Start Information shown

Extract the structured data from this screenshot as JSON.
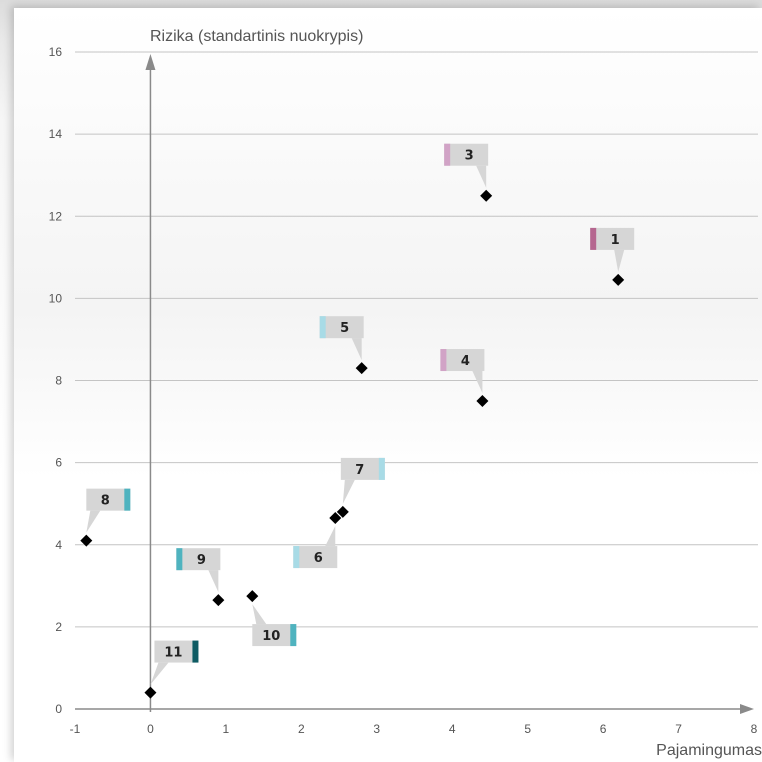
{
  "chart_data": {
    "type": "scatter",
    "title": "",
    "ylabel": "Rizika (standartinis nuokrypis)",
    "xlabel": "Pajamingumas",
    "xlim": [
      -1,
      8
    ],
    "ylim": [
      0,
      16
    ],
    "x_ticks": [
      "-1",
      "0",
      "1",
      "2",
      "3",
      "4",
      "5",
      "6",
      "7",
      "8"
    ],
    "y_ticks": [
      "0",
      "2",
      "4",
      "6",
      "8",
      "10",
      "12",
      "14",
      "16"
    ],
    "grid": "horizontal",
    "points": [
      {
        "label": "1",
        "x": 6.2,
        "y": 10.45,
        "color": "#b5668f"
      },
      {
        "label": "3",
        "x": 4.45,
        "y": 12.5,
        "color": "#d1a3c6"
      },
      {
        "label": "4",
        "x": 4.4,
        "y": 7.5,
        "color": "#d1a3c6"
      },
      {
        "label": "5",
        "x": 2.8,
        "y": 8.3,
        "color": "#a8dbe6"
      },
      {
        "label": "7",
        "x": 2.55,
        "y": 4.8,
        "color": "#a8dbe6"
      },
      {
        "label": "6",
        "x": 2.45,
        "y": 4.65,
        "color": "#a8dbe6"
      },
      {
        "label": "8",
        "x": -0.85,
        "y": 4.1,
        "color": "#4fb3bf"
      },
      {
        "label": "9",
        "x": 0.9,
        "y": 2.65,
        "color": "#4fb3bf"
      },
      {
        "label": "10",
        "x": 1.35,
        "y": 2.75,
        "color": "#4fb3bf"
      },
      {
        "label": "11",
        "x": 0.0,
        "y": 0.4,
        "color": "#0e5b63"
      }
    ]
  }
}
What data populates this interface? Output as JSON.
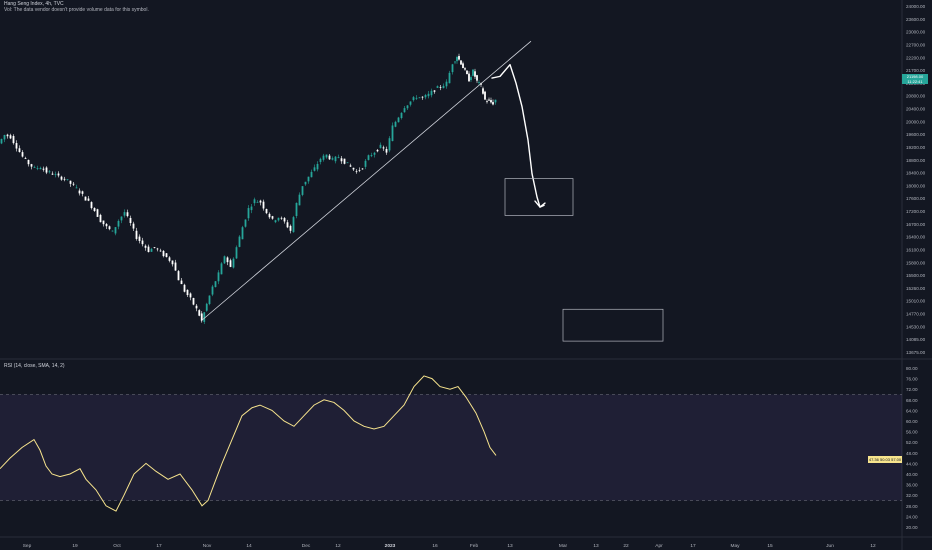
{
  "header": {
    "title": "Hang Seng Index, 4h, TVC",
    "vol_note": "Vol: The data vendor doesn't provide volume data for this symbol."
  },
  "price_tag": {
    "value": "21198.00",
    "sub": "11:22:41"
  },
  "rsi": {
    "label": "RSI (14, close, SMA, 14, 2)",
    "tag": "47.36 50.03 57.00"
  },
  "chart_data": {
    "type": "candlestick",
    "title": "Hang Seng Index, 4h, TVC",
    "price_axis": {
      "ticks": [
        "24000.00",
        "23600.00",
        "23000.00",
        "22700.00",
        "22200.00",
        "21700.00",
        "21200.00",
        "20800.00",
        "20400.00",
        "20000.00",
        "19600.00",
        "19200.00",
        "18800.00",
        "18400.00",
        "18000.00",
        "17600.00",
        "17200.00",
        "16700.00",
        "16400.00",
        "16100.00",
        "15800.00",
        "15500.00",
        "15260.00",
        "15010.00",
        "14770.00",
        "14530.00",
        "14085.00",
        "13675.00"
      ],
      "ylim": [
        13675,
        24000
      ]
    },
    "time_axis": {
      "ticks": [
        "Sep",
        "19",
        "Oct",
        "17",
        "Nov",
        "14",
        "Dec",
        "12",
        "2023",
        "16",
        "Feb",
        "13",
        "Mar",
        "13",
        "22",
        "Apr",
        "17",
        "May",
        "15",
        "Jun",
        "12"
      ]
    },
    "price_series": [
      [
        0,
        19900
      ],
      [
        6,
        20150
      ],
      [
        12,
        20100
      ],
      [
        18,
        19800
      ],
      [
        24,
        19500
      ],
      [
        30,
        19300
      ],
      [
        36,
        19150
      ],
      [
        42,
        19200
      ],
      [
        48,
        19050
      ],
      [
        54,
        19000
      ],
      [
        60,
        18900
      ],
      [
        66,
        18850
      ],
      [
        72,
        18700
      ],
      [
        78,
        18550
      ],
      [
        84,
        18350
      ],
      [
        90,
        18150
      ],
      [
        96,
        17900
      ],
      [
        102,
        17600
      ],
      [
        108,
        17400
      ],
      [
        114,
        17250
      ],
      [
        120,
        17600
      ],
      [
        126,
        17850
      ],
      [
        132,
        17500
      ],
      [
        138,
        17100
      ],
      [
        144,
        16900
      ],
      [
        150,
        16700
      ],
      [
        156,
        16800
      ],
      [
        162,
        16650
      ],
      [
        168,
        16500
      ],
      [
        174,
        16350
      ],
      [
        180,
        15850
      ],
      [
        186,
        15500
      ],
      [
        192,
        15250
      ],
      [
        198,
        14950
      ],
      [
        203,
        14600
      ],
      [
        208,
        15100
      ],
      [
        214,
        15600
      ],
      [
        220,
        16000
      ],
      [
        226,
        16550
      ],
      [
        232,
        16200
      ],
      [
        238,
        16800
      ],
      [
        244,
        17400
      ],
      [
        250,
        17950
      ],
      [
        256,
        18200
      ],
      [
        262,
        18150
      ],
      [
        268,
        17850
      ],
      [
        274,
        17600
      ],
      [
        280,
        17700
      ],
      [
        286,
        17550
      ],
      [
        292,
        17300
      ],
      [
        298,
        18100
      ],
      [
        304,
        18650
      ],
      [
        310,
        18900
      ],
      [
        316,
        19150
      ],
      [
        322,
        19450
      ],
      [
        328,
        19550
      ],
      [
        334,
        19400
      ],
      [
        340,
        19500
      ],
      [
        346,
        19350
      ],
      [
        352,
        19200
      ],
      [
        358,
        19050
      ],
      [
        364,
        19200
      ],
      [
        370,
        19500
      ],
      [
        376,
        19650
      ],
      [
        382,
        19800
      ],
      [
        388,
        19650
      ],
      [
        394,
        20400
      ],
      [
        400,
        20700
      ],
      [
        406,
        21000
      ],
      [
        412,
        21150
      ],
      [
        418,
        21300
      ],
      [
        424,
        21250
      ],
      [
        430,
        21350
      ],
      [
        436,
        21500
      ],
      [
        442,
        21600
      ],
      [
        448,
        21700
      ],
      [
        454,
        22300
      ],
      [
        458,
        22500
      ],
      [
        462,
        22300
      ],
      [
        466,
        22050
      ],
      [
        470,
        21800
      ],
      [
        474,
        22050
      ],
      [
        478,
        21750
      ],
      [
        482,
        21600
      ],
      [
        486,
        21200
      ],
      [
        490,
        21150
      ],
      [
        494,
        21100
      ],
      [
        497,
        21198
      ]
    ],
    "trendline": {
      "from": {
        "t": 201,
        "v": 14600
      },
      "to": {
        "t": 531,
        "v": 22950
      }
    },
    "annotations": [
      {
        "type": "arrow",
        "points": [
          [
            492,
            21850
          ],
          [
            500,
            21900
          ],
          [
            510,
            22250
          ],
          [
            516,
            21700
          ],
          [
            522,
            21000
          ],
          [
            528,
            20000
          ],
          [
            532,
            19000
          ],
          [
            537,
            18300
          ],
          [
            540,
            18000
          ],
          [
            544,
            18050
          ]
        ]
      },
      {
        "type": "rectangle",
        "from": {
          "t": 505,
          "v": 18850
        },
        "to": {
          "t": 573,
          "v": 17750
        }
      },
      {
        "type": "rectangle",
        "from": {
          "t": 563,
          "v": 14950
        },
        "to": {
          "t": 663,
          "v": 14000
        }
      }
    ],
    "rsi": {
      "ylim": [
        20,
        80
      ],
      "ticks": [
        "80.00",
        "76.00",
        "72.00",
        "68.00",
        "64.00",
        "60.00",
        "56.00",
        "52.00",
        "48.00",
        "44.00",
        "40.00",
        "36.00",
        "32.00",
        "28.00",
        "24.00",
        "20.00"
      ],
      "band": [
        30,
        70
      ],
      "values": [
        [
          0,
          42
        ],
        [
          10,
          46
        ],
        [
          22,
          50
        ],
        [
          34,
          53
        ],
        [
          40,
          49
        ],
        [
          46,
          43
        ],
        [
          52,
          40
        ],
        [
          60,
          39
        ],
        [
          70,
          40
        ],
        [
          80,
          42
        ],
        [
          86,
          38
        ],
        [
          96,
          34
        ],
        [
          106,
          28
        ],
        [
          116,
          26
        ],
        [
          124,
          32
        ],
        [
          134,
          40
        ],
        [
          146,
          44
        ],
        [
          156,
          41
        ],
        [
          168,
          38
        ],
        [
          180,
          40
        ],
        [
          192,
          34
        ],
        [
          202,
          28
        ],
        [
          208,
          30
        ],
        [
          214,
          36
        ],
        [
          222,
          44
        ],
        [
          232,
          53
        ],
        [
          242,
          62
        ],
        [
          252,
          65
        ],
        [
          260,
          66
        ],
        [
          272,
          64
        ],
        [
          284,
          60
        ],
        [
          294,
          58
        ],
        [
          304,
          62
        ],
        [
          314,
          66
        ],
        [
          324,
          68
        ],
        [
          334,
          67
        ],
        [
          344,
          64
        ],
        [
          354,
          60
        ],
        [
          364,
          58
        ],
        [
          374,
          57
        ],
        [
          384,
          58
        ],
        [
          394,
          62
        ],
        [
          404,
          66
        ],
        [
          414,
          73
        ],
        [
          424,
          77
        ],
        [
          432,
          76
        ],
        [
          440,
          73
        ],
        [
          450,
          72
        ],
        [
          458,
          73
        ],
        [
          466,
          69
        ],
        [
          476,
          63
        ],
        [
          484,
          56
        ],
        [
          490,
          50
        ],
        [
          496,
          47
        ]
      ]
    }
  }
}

End Information shown
Start Information shown

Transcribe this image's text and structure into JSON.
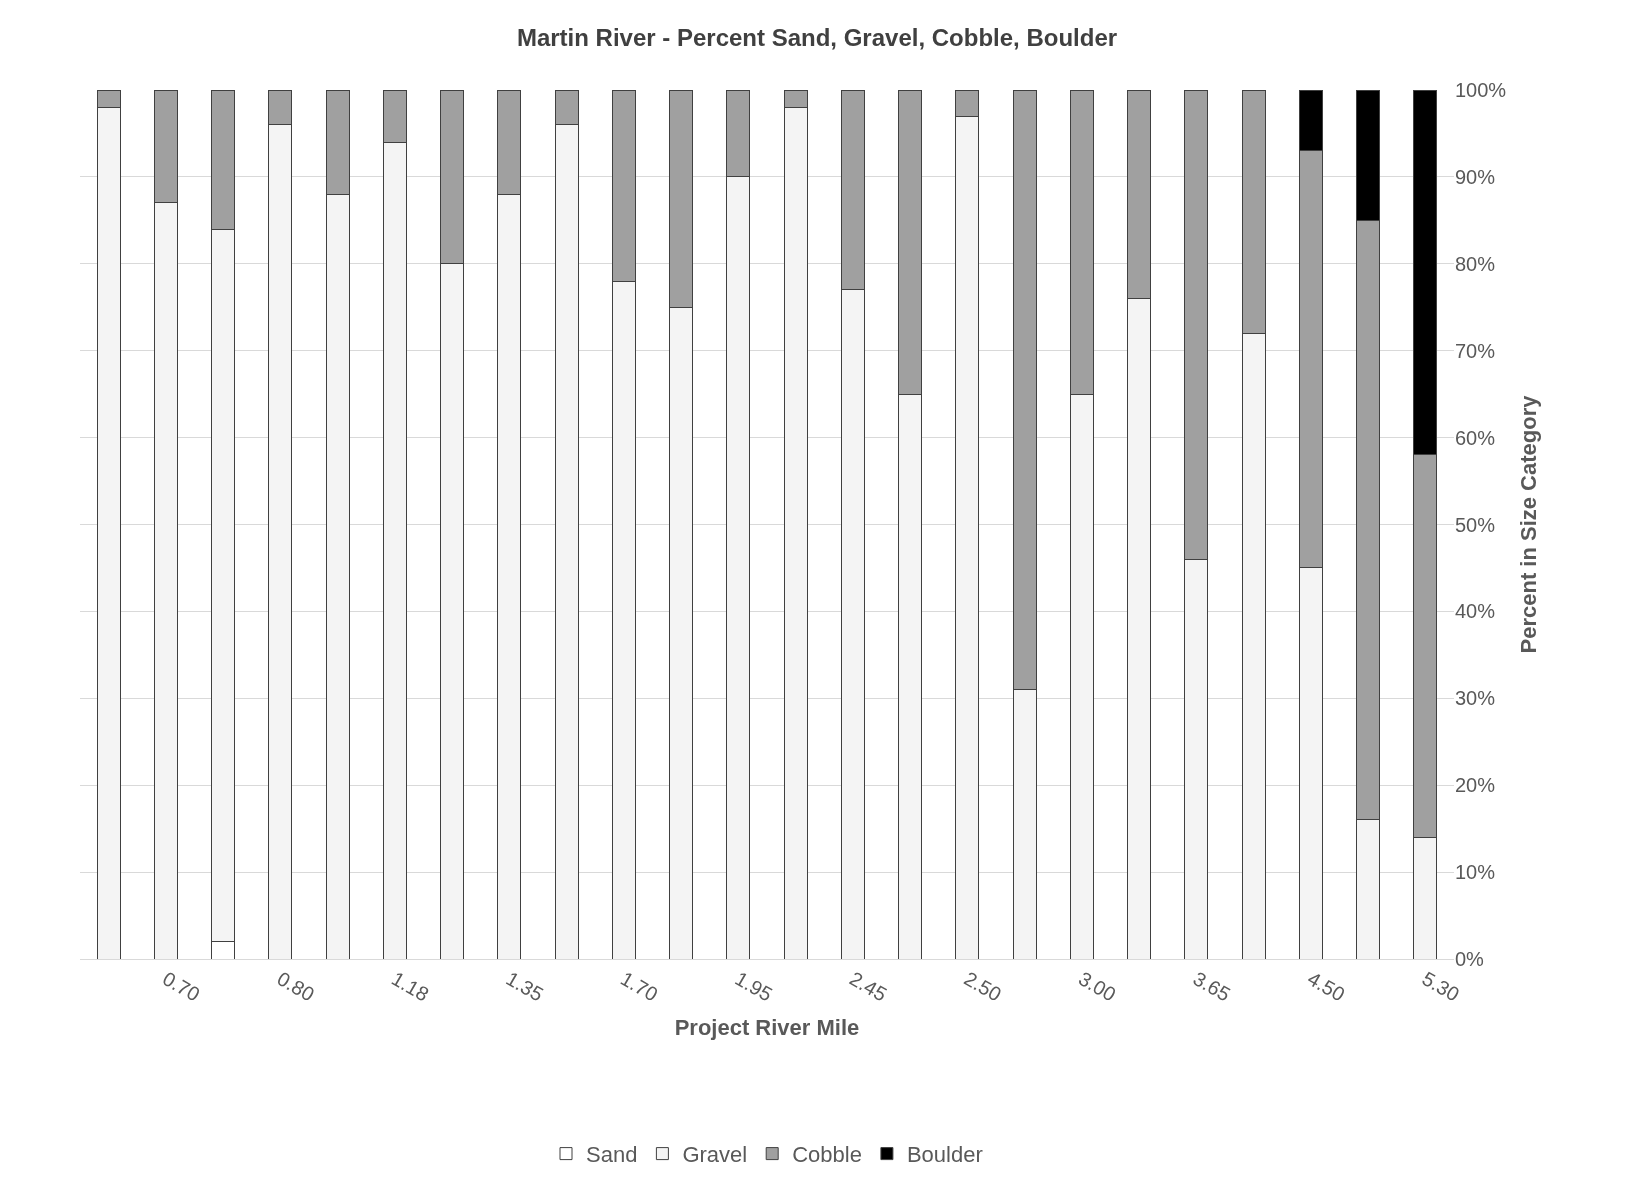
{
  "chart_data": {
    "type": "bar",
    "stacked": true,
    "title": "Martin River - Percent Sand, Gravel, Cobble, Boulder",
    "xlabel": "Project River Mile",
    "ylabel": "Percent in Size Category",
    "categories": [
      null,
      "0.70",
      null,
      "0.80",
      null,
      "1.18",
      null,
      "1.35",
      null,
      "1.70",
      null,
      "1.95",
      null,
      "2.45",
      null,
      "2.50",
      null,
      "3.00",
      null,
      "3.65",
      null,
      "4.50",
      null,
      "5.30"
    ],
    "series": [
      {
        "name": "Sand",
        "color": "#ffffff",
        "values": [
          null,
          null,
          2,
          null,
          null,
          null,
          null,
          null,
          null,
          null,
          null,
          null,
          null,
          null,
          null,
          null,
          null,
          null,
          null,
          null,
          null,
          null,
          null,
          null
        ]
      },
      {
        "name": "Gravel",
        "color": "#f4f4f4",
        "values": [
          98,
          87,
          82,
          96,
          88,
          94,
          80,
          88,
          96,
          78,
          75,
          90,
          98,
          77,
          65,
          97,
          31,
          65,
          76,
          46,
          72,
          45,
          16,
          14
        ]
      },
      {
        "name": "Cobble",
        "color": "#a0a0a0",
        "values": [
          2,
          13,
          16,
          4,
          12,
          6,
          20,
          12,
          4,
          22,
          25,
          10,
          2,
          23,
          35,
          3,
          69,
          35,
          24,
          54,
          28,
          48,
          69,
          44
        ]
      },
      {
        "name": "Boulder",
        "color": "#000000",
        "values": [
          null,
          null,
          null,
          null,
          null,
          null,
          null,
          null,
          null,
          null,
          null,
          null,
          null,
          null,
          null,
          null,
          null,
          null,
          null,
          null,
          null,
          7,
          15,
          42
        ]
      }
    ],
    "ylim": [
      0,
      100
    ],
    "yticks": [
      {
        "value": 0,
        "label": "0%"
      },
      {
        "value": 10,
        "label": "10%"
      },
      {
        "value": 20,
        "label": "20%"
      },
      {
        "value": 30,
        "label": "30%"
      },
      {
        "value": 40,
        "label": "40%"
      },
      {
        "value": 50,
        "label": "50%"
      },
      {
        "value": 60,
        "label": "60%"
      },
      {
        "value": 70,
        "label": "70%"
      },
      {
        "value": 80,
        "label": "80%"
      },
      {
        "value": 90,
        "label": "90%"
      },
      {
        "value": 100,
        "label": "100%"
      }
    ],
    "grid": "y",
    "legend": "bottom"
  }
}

End Information shown
Start Information shown

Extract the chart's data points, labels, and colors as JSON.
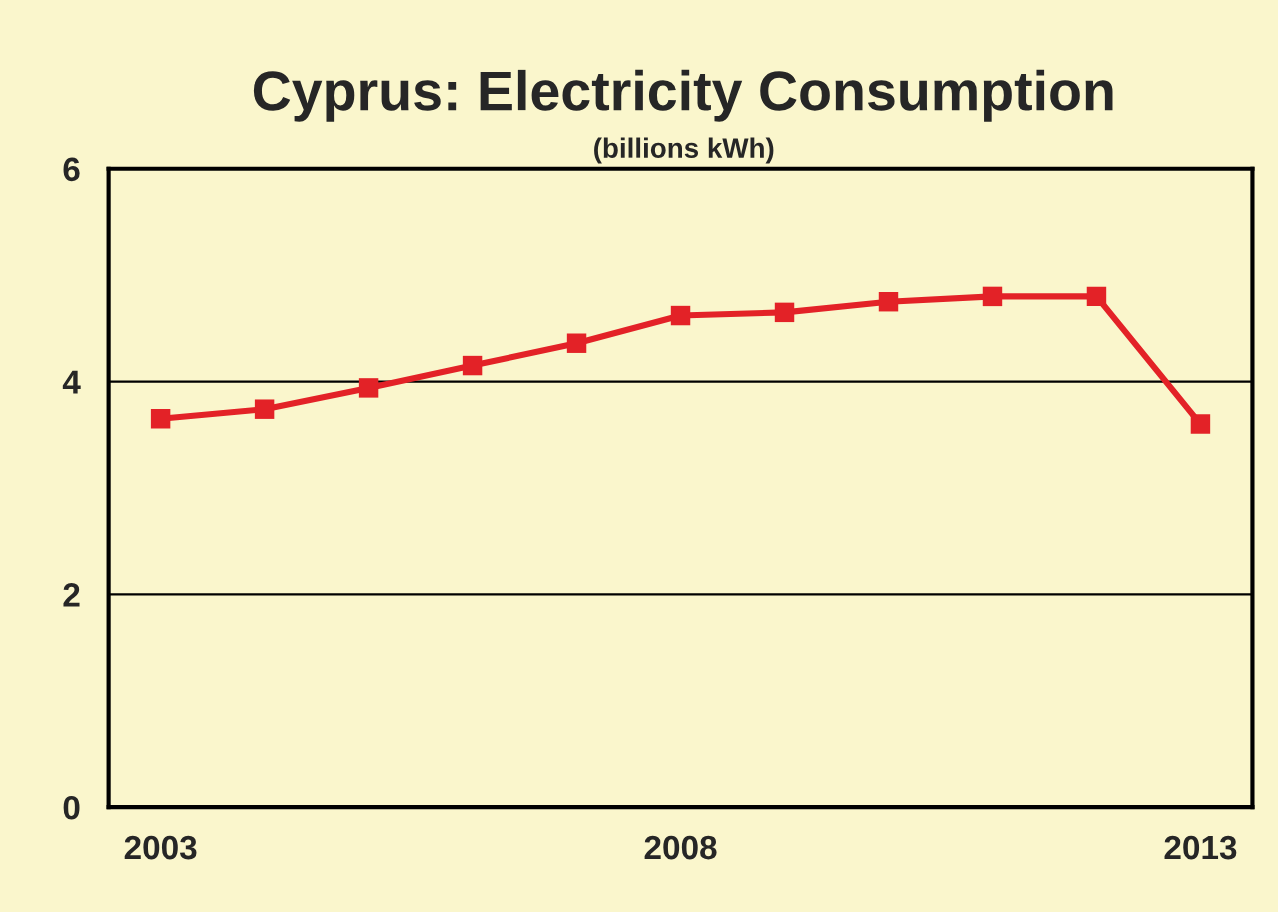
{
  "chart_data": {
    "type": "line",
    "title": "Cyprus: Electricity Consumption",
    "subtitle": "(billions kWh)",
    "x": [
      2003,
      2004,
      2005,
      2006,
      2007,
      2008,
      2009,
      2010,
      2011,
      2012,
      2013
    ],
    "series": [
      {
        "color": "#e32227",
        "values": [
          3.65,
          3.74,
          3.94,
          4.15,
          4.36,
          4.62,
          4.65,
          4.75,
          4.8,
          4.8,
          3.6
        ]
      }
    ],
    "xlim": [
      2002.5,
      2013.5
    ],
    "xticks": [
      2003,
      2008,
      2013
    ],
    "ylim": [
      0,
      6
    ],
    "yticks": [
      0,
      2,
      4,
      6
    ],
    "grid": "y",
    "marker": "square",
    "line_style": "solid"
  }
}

End Information shown

Count the lines above that contain the word "type", and give only that number.

Solution to the exercise: 7